STATED TASK.
Rewrite the lines below so that every "qianshu" becomes "testdb", leaving everything else unchanged.
──────── RECORDS FOR THE EXERCISE
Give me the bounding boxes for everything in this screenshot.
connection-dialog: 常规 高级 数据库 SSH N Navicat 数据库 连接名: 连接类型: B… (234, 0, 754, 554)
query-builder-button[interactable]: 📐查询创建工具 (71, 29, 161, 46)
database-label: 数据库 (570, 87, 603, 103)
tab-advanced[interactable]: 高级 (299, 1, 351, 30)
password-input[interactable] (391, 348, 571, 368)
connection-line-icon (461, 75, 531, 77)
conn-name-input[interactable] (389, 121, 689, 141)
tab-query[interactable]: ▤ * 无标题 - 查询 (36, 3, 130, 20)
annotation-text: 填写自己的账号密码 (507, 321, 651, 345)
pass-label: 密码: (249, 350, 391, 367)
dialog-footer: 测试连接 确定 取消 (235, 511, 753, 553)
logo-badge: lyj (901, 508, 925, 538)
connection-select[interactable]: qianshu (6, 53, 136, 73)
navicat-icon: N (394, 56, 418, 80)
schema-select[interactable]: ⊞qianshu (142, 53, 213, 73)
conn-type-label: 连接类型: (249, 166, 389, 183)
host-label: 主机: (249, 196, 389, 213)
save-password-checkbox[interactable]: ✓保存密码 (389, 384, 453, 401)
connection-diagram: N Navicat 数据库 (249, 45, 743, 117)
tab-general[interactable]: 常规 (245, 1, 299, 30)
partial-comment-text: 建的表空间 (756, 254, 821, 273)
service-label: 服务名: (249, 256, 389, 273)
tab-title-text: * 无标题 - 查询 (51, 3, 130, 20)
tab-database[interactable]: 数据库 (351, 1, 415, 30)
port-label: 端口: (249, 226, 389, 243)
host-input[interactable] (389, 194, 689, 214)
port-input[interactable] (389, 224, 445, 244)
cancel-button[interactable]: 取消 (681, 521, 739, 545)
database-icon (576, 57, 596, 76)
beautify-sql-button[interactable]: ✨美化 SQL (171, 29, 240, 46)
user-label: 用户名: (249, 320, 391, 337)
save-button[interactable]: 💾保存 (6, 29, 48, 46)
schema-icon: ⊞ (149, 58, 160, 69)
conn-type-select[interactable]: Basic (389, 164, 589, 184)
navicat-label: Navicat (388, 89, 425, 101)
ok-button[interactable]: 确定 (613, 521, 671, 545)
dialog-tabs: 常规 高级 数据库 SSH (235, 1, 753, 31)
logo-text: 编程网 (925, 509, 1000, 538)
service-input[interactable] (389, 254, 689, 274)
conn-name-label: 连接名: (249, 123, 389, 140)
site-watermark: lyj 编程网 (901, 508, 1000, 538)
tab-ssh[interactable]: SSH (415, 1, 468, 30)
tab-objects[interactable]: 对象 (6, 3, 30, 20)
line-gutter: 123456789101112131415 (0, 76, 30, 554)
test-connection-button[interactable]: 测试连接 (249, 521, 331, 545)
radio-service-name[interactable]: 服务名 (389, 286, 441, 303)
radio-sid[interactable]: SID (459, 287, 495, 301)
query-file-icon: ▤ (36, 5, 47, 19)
────────────────
EXERCISE RESULT.
Give me the bounding boxes for everything in this screenshot.
connection-dialog: 常规 高级 数据库 SSH N Navicat 数据库 连接名: 连接类型: B… (234, 0, 754, 554)
query-builder-button[interactable]: 📐查询创建工具 (71, 29, 161, 46)
database-label: 数据库 (570, 87, 603, 103)
tab-advanced[interactable]: 高级 (299, 1, 351, 30)
password-input[interactable] (391, 348, 571, 368)
connection-line-icon (461, 75, 531, 77)
conn-name-input[interactable] (389, 121, 689, 141)
tab-query[interactable]: ▤ * 无标题 - 查询 (36, 3, 130, 20)
annotation-text: 填写自己的账号密码 (507, 321, 651, 345)
pass-label: 密码: (249, 350, 391, 367)
dialog-footer: 测试连接 确定 取消 (235, 511, 753, 553)
logo-badge: lyj (901, 508, 925, 538)
connection-select[interactable]: testdb (6, 53, 136, 73)
navicat-icon: N (394, 56, 418, 80)
schema-select[interactable]: ⊞testdb (142, 53, 213, 73)
conn-type-label: 连接类型: (249, 166, 389, 183)
host-label: 主机: (249, 196, 389, 213)
save-password-checkbox[interactable]: ✓保存密码 (389, 384, 453, 401)
connection-diagram: N Navicat 数据库 (249, 45, 743, 117)
tab-general[interactable]: 常规 (245, 1, 299, 30)
partial-comment-text: 建的表空间 (756, 254, 821, 273)
service-label: 服务名: (249, 256, 389, 273)
tab-title-text: * 无标题 - 查询 (51, 3, 130, 20)
tab-database[interactable]: 数据库 (351, 1, 415, 30)
port-label: 端口: (249, 226, 389, 243)
host-input[interactable] (389, 194, 689, 214)
port-input[interactable] (389, 224, 445, 244)
cancel-button[interactable]: 取消 (681, 521, 739, 545)
database-icon (576, 57, 596, 76)
beautify-sql-button[interactable]: ✨美化 SQL (171, 29, 240, 46)
user-label: 用户名: (249, 320, 391, 337)
save-button[interactable]: 💾保存 (6, 29, 48, 46)
schema-icon: ⊞ (149, 58, 160, 69)
conn-type-select[interactable]: Basic (389, 164, 589, 184)
navicat-label: Navicat (388, 89, 425, 101)
ok-button[interactable]: 确定 (613, 521, 671, 545)
dialog-tabs: 常规 高级 数据库 SSH (235, 1, 753, 31)
logo-text: 编程网 (925, 509, 1000, 538)
service-input[interactable] (389, 254, 689, 274)
conn-name-label: 连接名: (249, 123, 389, 140)
site-watermark: lyj 编程网 (901, 508, 1000, 538)
tab-ssh[interactable]: SSH (415, 1, 468, 30)
tab-objects[interactable]: 对象 (6, 3, 30, 20)
line-gutter: 123456789101112131415 (0, 76, 30, 554)
test-connection-button[interactable]: 测试连接 (249, 521, 331, 545)
radio-service-name[interactable]: 服务名 (389, 286, 441, 303)
radio-sid[interactable]: SID (459, 287, 495, 301)
query-file-icon: ▤ (36, 5, 47, 19)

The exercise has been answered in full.